**TASK OBJECTIVE**
Return all of the entries word for word, but omit the pictures they contain.

**RECORD EXTRACTS**
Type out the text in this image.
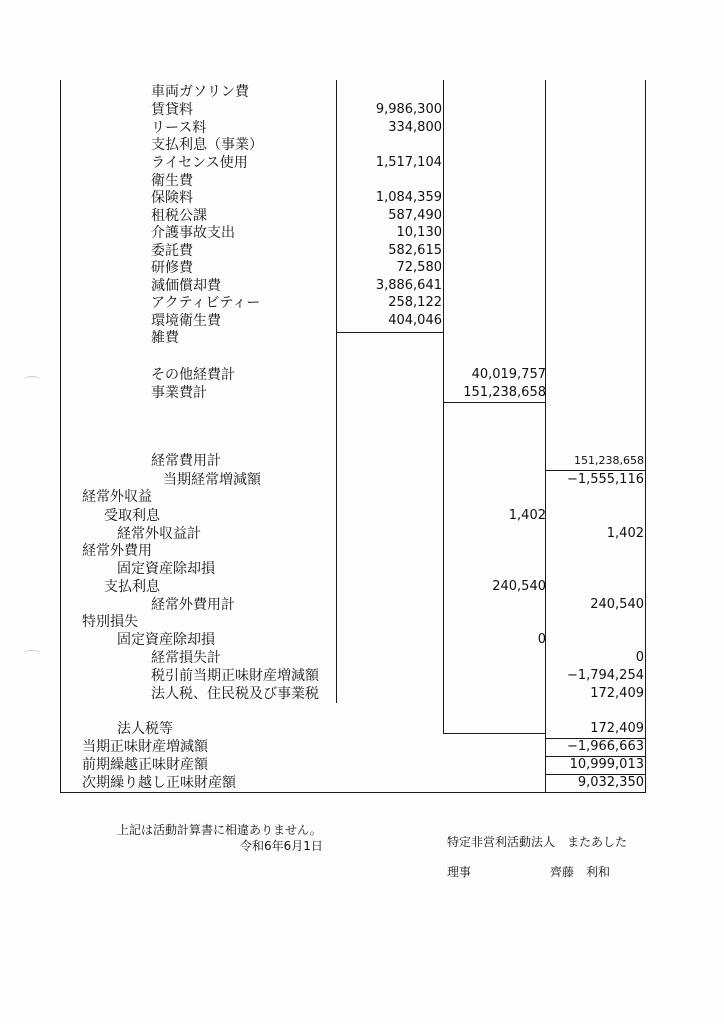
車両ガソリン費
賃貸料	9,986,300
リース料	334,800
支払利息（事業）
ライセンス使用	1,517,104
衛生費
保険料	1,084,359
租税公課	587,490
介護事故支出	10,130
委託費	582,615
研修費	72,580
減価償却費	3,886,641
アクティビティー	258,122
環境衛生費	404,046
雑費
その他経費計	40,019,757
事業費計	151,238,658
経常費用計	151,238,658
当期経常増減額	−1,555,116
経常外収益
受取利息	1,402
経常外収益計	1,402
経常外費用
固定資産除却損
支払利息	240,540
経常外費用計	240,540
特別損失
固定資産除却損	0
経常損失計	0
税引前当期正味財産増減額	−1,794,254
法人税、住民税及び事業税	172,409
法人税等	172,409
当期正味財産増減額	−1,966,663
前期繰越正味財産額	10,999,013
次期繰り越し正味財産額	9,032,350
上記は活動計算書に相違ありません。
令和6年6月1日	特定非営利活動法人　またあした
理事	齊藤　利和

**ANSWER IN FULL**
Type out the text in this image.
車両ガソリン費
賃貸料	9,986,300
リース料	334,800
支払利息（事業）
ライセンス使用	1,517,104
衛生費
保険料	1,084,359
租税公課	587,490
介護事故支出	10,130
委託費	582,615
研修費	72,580
減価償却費	3,886,641
アクティビティー	258,122
環境衛生費	404,046
雑費
その他経費計	40,019,757
事業費計	151,238,658
経常費用計	151,238,658
当期経常増減額	−1,555,116
経常外収益
受取利息	1,402
経常外収益計	1,402
経常外費用
固定資産除却損
支払利息	240,540
経常外費用計	240,540
特別損失
固定資産除却損	0
経常損失計	0
税引前当期正味財産増減額	−1,794,254
法人税、住民税及び事業税	172,409
法人税等	172,409
当期正味財産増減額	−1,966,663
前期繰越正味財産額	10,999,013
次期繰り越し正味財産額	9,032,350
上記は活動計算書に相違ありません。
令和6年6月1日	特定非営利活動法人　またあした
理事	齊藤　利和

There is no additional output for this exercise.